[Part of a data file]
****

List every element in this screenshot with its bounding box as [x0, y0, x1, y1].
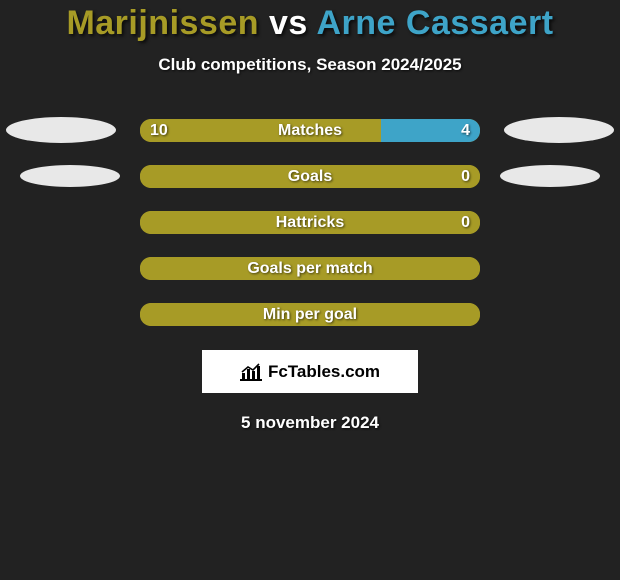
stat-row: 0Goals [0, 165, 620, 188]
stat-value-right: 4 [461, 119, 470, 142]
player2-name: Arne Cassaert [316, 4, 553, 42]
stat-row: Min per goal [0, 303, 620, 326]
bar-track [140, 165, 480, 188]
chart-icon [240, 363, 262, 381]
bar-left [140, 303, 480, 326]
bar-track [140, 211, 480, 234]
page-title: Marijnissen vs Arne Cassaert [0, 4, 620, 43]
stat-row: 0Hattricks [0, 211, 620, 234]
ellipse-left [20, 165, 120, 187]
stats-rows: 104Matches0Goals0HattricksGoals per matc… [0, 119, 620, 326]
bar-track [140, 119, 480, 142]
ellipse-right [504, 117, 614, 143]
bar-track [140, 257, 480, 280]
ellipse-right [500, 165, 600, 187]
bar-track [140, 303, 480, 326]
brand-box: FcTables.com [202, 350, 418, 393]
stat-row: Goals per match [0, 257, 620, 280]
bar-left [140, 119, 381, 142]
player1-name: Marijnissen [66, 4, 259, 42]
bar-left [140, 211, 480, 234]
subtitle: Club competitions, Season 2024/2025 [0, 55, 620, 75]
vs-text: vs [259, 4, 316, 42]
bar-left [140, 165, 480, 188]
bar-left [140, 257, 480, 280]
brand-text: FcTables.com [268, 362, 380, 382]
date-text: 5 november 2024 [0, 413, 620, 433]
stat-value-right: 0 [461, 165, 470, 188]
stat-row: 104Matches [0, 119, 620, 142]
stat-value-left: 10 [150, 119, 168, 142]
stat-value-right: 0 [461, 211, 470, 234]
ellipse-left [6, 117, 116, 143]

****

Reproduce the lines above verbatim, leaving the pictures out of your answer.

List every element in this screenshot with its bounding box as [x0, y0, x1, y1].
stat-row: 0Goals [0, 165, 620, 188]
stat-value-right: 4 [461, 119, 470, 142]
player2-name: Arne Cassaert [316, 4, 553, 42]
stat-row: Min per goal [0, 303, 620, 326]
bar-track [140, 165, 480, 188]
chart-icon [240, 363, 262, 381]
bar-left [140, 303, 480, 326]
bar-track [140, 211, 480, 234]
page-title: Marijnissen vs Arne Cassaert [0, 4, 620, 43]
stat-row: 0Hattricks [0, 211, 620, 234]
ellipse-left [20, 165, 120, 187]
stats-rows: 104Matches0Goals0HattricksGoals per matc… [0, 119, 620, 326]
bar-track [140, 119, 480, 142]
ellipse-right [504, 117, 614, 143]
bar-track [140, 257, 480, 280]
ellipse-right [500, 165, 600, 187]
bar-track [140, 303, 480, 326]
brand-box: FcTables.com [202, 350, 418, 393]
stat-row: Goals per match [0, 257, 620, 280]
bar-left [140, 119, 381, 142]
player1-name: Marijnissen [66, 4, 259, 42]
bar-left [140, 211, 480, 234]
subtitle: Club competitions, Season 2024/2025 [0, 55, 620, 75]
vs-text: vs [259, 4, 316, 42]
bar-left [140, 165, 480, 188]
bar-left [140, 257, 480, 280]
brand-text: FcTables.com [268, 362, 380, 382]
date-text: 5 november 2024 [0, 413, 620, 433]
stat-value-right: 0 [461, 165, 470, 188]
stat-row: 104Matches [0, 119, 620, 142]
stat-value-left: 10 [150, 119, 168, 142]
stat-value-right: 0 [461, 211, 470, 234]
ellipse-left [6, 117, 116, 143]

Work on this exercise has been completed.